* _Directive_:
Search the material for "text" and show all lines that contain it.

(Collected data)

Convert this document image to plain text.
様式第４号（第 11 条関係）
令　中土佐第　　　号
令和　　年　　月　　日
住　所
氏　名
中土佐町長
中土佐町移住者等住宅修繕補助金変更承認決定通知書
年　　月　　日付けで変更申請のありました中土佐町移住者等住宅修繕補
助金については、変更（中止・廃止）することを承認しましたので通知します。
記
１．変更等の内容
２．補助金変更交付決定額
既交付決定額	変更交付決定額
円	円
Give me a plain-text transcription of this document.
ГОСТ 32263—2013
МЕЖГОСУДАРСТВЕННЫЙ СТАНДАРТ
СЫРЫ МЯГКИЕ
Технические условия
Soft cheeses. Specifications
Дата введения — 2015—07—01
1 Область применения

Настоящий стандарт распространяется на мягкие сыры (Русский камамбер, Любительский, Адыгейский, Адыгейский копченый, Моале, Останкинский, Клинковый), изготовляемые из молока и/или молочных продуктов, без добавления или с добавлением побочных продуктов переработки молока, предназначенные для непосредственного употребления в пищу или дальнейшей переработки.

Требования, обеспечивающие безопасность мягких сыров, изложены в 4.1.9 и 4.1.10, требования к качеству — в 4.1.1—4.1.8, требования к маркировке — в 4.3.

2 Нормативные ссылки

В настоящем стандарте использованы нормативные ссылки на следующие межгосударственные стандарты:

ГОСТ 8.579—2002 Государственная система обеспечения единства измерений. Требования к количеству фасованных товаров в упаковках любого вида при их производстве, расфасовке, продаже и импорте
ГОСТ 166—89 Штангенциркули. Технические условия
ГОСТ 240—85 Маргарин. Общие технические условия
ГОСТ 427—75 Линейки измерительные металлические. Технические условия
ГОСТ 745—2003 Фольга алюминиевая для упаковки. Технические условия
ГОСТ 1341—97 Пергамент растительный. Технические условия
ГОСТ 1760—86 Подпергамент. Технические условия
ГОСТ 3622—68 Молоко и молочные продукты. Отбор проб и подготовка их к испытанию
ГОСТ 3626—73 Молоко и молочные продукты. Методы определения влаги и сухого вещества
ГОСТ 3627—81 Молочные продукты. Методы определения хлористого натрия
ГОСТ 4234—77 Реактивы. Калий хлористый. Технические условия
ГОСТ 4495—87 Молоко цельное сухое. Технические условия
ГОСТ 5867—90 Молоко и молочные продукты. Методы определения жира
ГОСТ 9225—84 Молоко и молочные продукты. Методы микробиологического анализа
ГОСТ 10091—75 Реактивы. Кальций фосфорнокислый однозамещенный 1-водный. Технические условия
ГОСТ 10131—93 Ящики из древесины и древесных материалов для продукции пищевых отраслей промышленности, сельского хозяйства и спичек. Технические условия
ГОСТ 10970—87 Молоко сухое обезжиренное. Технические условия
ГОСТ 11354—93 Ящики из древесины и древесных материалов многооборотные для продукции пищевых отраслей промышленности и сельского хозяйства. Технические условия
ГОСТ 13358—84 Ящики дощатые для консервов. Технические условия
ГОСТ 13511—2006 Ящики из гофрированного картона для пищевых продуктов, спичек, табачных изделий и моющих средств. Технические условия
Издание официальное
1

* _Solved problem_:
Convert this document image to plain text.
Give me a plain-text transcription of this document.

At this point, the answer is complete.